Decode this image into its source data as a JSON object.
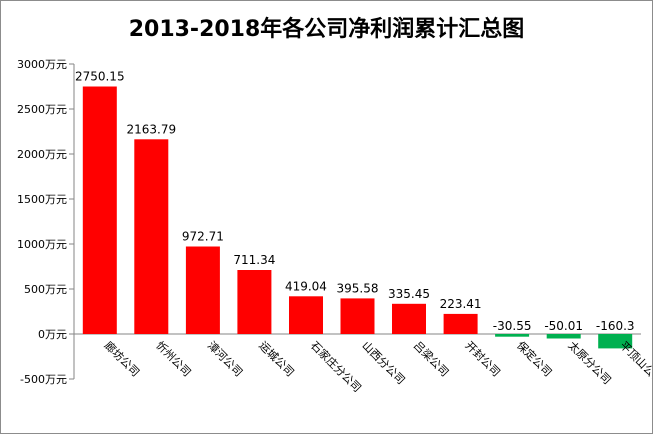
{
  "chart_data": {
    "type": "bar",
    "title": "2013-2018年各公司净利润累计汇总图",
    "xlabel": "",
    "ylabel": "",
    "categories": [
      "廊坊公司",
      "忻州公司",
      "漳河公司",
      "运城公司",
      "石家庄分公司",
      "山西分公司",
      "吕梁公司",
      "开封公司",
      "保定公司",
      "太原分公司",
      "平顶山公司"
    ],
    "values": [
      2750.15,
      2163.79,
      972.71,
      711.34,
      419.04,
      395.58,
      335.45,
      223.41,
      -30.55,
      -50.01,
      -160.3
    ],
    "data_labels": [
      "2750.15",
      "2163.79",
      "972.71",
      "711.34",
      "419.04",
      "395.58",
      "335.45",
      "223.41",
      "-30.55",
      "-50.01",
      "-160.3"
    ],
    "ylim": [
      -500,
      3000
    ],
    "ytick_values": [
      3000,
      2500,
      2000,
      1500,
      1000,
      500,
      0,
      -500
    ],
    "ytick_labels": [
      "3000万元",
      "2500万元",
      "2000万元",
      "1500万元",
      "1000万元",
      "500万元",
      "0万元",
      "-500万元"
    ],
    "colors": {
      "positive": "#ff0000",
      "negative": "#00b050"
    },
    "grid": false,
    "legend": "none"
  }
}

▶ _EXERCISE_
Give the data again exactly as written, with all pictures left out.

▶ _ANSWER IN FULL_
Decode this image into its source data as a JSON object.
{
  "chart_data": {
    "type": "bar",
    "title": "2013-2018年各公司净利润累计汇总图",
    "xlabel": "",
    "ylabel": "",
    "categories": [
      "廊坊公司",
      "忻州公司",
      "漳河公司",
      "运城公司",
      "石家庄分公司",
      "山西分公司",
      "吕梁公司",
      "开封公司",
      "保定公司",
      "太原分公司",
      "平顶山公司"
    ],
    "values": [
      2750.15,
      2163.79,
      972.71,
      711.34,
      419.04,
      395.58,
      335.45,
      223.41,
      -30.55,
      -50.01,
      -160.3
    ],
    "data_labels": [
      "2750.15",
      "2163.79",
      "972.71",
      "711.34",
      "419.04",
      "395.58",
      "335.45",
      "223.41",
      "-30.55",
      "-50.01",
      "-160.3"
    ],
    "ylim": [
      -500,
      3000
    ],
    "ytick_values": [
      3000,
      2500,
      2000,
      1500,
      1000,
      500,
      0,
      -500
    ],
    "ytick_labels": [
      "3000万元",
      "2500万元",
      "2000万元",
      "1500万元",
      "1000万元",
      "500万元",
      "0万元",
      "-500万元"
    ],
    "colors": {
      "positive": "#ff0000",
      "negative": "#00b050"
    },
    "grid": false,
    "legend": "none"
  }
}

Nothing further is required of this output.